- [Written exercise]: Pull out every line below containing the word "Risk".

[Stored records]
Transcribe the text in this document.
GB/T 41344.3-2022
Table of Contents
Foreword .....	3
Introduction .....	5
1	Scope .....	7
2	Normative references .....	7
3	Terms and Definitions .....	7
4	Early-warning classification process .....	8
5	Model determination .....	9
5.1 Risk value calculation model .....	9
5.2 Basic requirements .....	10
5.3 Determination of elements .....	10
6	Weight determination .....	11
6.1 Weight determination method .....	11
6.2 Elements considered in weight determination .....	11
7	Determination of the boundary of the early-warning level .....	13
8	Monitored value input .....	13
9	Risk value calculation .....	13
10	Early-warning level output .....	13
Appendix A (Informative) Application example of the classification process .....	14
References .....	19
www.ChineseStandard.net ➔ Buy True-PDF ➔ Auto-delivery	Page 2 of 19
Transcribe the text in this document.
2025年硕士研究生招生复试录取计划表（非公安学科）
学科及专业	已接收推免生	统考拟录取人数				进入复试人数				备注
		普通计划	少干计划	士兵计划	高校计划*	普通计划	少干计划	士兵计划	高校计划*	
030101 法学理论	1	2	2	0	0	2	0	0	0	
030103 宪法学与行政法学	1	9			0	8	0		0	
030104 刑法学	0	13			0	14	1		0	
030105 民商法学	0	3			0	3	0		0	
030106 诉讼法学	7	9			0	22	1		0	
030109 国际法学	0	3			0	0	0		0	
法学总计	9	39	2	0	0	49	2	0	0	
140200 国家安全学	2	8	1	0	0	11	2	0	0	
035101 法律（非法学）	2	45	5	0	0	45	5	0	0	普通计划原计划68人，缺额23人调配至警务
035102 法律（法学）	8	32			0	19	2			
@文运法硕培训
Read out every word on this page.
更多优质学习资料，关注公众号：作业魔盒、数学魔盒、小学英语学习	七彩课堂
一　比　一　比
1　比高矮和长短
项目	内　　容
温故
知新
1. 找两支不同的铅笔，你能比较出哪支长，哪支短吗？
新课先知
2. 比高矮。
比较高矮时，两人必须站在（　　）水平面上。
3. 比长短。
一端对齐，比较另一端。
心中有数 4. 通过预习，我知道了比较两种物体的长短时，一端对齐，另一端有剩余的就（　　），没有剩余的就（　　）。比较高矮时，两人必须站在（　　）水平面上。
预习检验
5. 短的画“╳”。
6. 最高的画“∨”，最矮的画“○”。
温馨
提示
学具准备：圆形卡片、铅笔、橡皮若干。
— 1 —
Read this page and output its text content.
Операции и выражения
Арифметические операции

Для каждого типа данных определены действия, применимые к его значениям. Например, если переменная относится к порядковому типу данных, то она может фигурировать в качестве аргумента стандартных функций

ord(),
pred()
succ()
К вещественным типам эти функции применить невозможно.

- [Task response]:
5.1 Risk value calculation model .....	9
9	Risk value calculation .....	13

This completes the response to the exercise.